• _ARBEITSANWEISUNG_: Gib die Zeilen des folgenden Materials erneut aus und tausche dabei jedes „longitude-label“ gegen „lon-label“ aus. Alles andere bleibt unverändert.

Auszug aus einem Datensatz:
· · · ·
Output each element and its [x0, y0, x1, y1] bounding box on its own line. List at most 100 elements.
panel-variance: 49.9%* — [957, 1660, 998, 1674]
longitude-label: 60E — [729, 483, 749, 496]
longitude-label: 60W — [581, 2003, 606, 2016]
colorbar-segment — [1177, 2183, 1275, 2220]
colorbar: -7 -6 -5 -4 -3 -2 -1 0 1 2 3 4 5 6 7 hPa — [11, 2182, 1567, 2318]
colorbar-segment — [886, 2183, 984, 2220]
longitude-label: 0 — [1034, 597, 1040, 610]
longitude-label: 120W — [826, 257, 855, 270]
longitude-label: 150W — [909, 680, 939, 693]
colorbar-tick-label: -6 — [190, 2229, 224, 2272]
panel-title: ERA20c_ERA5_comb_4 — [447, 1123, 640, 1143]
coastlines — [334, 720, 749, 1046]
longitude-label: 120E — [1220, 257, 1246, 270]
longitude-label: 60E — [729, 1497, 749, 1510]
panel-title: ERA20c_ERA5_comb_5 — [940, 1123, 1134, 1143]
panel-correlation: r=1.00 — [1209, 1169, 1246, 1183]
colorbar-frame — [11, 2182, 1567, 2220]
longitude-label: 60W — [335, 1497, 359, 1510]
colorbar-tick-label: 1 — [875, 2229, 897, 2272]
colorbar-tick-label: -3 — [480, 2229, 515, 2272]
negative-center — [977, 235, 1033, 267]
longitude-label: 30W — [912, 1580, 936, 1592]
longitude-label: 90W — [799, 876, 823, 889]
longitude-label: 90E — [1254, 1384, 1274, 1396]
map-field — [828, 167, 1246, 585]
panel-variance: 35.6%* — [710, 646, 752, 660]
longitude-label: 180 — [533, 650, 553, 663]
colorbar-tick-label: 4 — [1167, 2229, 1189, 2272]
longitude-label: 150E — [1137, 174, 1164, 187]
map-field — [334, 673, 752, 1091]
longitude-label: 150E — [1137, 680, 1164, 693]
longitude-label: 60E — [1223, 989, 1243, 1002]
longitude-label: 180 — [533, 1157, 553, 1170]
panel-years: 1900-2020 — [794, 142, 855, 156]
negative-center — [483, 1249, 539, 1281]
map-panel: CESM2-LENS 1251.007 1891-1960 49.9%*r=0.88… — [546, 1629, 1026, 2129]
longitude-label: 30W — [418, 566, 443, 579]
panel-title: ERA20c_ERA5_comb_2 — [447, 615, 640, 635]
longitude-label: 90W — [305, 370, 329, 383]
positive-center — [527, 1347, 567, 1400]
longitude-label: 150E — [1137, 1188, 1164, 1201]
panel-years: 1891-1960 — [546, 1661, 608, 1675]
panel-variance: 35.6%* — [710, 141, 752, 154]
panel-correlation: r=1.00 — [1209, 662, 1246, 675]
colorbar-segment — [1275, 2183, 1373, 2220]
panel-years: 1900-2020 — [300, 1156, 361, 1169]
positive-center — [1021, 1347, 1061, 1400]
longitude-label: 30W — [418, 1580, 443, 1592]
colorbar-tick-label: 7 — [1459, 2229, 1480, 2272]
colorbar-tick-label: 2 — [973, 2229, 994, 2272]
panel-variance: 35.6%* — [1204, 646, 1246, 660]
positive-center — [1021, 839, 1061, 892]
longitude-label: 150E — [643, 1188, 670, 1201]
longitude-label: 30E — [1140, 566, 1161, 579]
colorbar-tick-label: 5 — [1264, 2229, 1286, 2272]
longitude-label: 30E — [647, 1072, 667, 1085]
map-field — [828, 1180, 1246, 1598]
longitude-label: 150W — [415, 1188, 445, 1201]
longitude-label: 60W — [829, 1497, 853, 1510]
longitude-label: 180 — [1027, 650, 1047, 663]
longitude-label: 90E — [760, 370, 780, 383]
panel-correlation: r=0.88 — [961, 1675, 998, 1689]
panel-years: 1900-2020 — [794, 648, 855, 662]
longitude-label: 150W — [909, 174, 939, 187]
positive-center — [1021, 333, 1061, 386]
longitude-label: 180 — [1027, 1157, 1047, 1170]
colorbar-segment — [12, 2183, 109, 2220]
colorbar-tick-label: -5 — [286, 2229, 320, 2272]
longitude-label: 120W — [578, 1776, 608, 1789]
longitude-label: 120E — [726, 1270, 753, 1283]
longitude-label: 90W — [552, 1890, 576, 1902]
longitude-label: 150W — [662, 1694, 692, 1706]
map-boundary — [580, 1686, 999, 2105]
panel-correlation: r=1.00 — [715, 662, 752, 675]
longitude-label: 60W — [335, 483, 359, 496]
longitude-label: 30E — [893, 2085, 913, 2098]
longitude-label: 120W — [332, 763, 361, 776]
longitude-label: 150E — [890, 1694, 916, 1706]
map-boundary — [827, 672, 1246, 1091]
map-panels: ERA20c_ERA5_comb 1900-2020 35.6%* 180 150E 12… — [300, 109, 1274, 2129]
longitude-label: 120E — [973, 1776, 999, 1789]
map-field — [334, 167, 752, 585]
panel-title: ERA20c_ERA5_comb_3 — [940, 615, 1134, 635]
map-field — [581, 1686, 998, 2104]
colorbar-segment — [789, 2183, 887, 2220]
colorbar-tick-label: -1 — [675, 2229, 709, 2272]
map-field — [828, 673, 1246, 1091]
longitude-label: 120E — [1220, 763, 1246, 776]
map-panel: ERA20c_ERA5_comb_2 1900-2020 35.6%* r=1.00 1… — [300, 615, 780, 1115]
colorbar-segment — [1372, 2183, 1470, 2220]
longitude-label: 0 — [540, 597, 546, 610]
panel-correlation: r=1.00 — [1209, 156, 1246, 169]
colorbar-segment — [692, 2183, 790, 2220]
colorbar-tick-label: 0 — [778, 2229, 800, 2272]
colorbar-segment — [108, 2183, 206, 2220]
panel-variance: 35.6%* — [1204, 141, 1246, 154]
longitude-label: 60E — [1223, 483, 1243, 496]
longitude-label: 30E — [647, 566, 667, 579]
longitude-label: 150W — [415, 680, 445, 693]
· · · ·
• _SCHRIFTLICHE ANTWORT_:
Output each element and its [x0, y0, x1, y1] bounding box on its own line. List at most 100 elements.
panel-variance: 49.9%* — [957, 1660, 998, 1674]
lon-label: 60E — [729, 483, 749, 496]
lon-label: 60W — [581, 2003, 606, 2016]
colorbar-segment — [1177, 2183, 1275, 2220]
colorbar: -7 -6 -5 -4 -3 -2 -1 0 1 2 3 4 5 6 7 hPa — [11, 2182, 1567, 2318]
colorbar-segment — [886, 2183, 984, 2220]
lon-label: 0 — [1034, 597, 1040, 610]
lon-label: 120W — [826, 257, 855, 270]
lon-label: 150W — [909, 680, 939, 693]
colorbar-tick-label: -6 — [190, 2229, 224, 2272]
panel-title: ERA20c_ERA5_comb_4 — [447, 1123, 640, 1143]
coastlines — [334, 720, 749, 1046]
lon-label: 120E — [1220, 257, 1246, 270]
lon-label: 60E — [729, 1497, 749, 1510]
panel-title: ERA20c_ERA5_comb_5 — [940, 1123, 1134, 1143]
panel-correlation: r=1.00 — [1209, 1169, 1246, 1183]
colorbar-frame — [11, 2182, 1567, 2220]
lon-label: 60W — [335, 1497, 359, 1510]
colorbar-tick-label: 1 — [875, 2229, 897, 2272]
colorbar-tick-label: -3 — [480, 2229, 515, 2272]
negative-center — [977, 235, 1033, 267]
lon-label: 30W — [912, 1580, 936, 1592]
lon-label: 90W — [799, 876, 823, 889]
lon-label: 90E — [1254, 1384, 1274, 1396]
map-field — [828, 167, 1246, 585]
panel-variance: 35.6%* — [710, 646, 752, 660]
lon-label: 180 — [533, 650, 553, 663]
colorbar-tick-label: 4 — [1167, 2229, 1189, 2272]
lon-label: 150E — [1137, 174, 1164, 187]
map-field — [334, 673, 752, 1091]
lon-label: 150E — [1137, 680, 1164, 693]
lon-label: 60E — [1223, 989, 1243, 1002]
lon-label: 180 — [533, 1157, 553, 1170]
panel-years: 1900-2020 — [794, 142, 855, 156]
negative-center — [483, 1249, 539, 1281]
map-panel: CESM2-LENS 1251.007 1891-1960 49.9%*r=0.88… — [546, 1629, 1026, 2129]
lon-label: 30W — [418, 566, 443, 579]
panel-title: ERA20c_ERA5_comb_2 — [447, 615, 640, 635]
lon-label: 90W — [305, 370, 329, 383]
positive-center — [527, 1347, 567, 1400]
lon-label: 150E — [1137, 1188, 1164, 1201]
panel-years: 1891-1960 — [546, 1661, 608, 1675]
panel-variance: 35.6%* — [710, 141, 752, 154]
panel-correlation: r=1.00 — [1209, 662, 1246, 675]
colorbar-segment — [1275, 2183, 1373, 2220]
panel-years: 1900-2020 — [300, 1156, 361, 1169]
positive-center — [1021, 1347, 1061, 1400]
lon-label: 30W — [418, 1580, 443, 1592]
colorbar-tick-label: 7 — [1459, 2229, 1480, 2272]
colorbar-tick-label: 2 — [973, 2229, 994, 2272]
panel-variance: 35.6%* — [1204, 646, 1246, 660]
positive-center — [1021, 839, 1061, 892]
lon-label: 150E — [643, 1188, 670, 1201]
lon-label: 30E — [1140, 566, 1161, 579]
colorbar-tick-label: 5 — [1264, 2229, 1286, 2272]
lon-label: 30E — [647, 1072, 667, 1085]
map-field — [828, 1180, 1246, 1598]
lon-label: 150W — [415, 1188, 445, 1201]
lon-label: 60W — [829, 1497, 853, 1510]
lon-label: 180 — [1027, 650, 1047, 663]
lon-label: 90E — [760, 370, 780, 383]
panel-correlation: r=0.88 — [961, 1675, 998, 1689]
panel-years: 1900-2020 — [794, 648, 855, 662]
lon-label: 150W — [909, 174, 939, 187]
positive-center — [1021, 333, 1061, 386]
lon-label: 180 — [1027, 1157, 1047, 1170]
colorbar-segment — [12, 2183, 109, 2220]
colorbar-tick-label: -5 — [286, 2229, 320, 2272]
lon-label: 120W — [578, 1776, 608, 1789]
lon-label: 120E — [726, 1270, 753, 1283]
lon-label: 90W — [552, 1890, 576, 1902]
lon-label: 150W — [662, 1694, 692, 1706]
map-boundary — [580, 1686, 999, 2105]
panel-correlation: r=1.00 — [715, 662, 752, 675]
lon-label: 60W — [335, 483, 359, 496]
lon-label: 30E — [893, 2085, 913, 2098]
lon-label: 120W — [332, 763, 361, 776]
lon-label: 150E — [890, 1694, 916, 1706]
map-boundary — [827, 672, 1246, 1091]
map-panels: ERA20c_ERA5_comb 1900-2020 35.6%* 180 150E 12… — [300, 109, 1274, 2129]
lon-label: 120E — [973, 1776, 999, 1789]
map-field — [334, 167, 752, 585]
panel-title: ERA20c_ERA5_comb_3 — [940, 615, 1134, 635]
map-field — [581, 1686, 998, 2104]
colorbar-segment — [789, 2183, 887, 2220]
colorbar-tick-label: -1 — [675, 2229, 709, 2272]
map-field — [828, 673, 1246, 1091]
lon-label: 120E — [1220, 763, 1246, 776]
map-panel: ERA20c_ERA5_comb_2 1900-2020 35.6%* r=1.00 1… — [300, 615, 780, 1115]
colorbar-segment — [1372, 2183, 1470, 2220]
lon-label: 0 — [540, 597, 546, 610]
panel-correlation: r=1.00 — [1209, 156, 1246, 169]
colorbar-segment — [692, 2183, 790, 2220]
colorbar-tick-label: 0 — [778, 2229, 800, 2272]
colorbar-segment — [108, 2183, 206, 2220]
panel-variance: 35.6%* — [1204, 141, 1246, 154]
lon-label: 60E — [1223, 483, 1243, 496]
lon-label: 30E — [647, 566, 667, 579]
lon-label: 150W — [415, 680, 445, 693]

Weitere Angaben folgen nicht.